[start of Dataset records]

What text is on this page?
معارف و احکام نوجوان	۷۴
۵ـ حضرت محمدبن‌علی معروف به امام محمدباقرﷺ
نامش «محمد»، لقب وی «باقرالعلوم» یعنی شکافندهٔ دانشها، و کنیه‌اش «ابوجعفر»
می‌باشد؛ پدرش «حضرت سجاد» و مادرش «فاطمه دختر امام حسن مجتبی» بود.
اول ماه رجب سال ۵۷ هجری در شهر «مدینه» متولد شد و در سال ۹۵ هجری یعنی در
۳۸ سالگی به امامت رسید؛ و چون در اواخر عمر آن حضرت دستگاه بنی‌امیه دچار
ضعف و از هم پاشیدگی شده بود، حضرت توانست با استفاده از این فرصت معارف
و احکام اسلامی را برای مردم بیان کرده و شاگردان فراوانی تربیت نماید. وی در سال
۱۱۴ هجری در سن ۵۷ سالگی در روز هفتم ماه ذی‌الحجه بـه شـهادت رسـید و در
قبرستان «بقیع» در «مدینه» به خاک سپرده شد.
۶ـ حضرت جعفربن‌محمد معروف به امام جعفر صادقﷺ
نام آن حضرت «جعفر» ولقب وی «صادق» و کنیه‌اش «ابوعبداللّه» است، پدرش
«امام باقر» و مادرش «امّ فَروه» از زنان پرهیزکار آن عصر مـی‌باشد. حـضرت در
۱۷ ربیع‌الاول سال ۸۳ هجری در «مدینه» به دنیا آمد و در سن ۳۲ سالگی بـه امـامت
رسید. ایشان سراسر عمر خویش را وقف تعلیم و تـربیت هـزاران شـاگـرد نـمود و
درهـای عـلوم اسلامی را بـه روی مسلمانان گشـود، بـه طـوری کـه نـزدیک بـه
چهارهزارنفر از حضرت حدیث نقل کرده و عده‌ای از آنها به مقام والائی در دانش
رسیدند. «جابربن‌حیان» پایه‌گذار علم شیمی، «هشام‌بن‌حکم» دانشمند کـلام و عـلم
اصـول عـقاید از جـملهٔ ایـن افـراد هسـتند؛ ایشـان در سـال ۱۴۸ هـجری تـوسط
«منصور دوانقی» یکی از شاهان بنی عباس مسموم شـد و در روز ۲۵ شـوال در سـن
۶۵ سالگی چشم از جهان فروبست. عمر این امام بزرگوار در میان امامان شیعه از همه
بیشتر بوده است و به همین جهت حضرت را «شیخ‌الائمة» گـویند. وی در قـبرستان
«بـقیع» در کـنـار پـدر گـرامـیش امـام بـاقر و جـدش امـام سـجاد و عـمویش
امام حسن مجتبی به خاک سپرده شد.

[end of Dataset records]

• Goal of the exercise
Within the records above, how many lines include the word "یعنی"? State the number by itself.

• Full output
2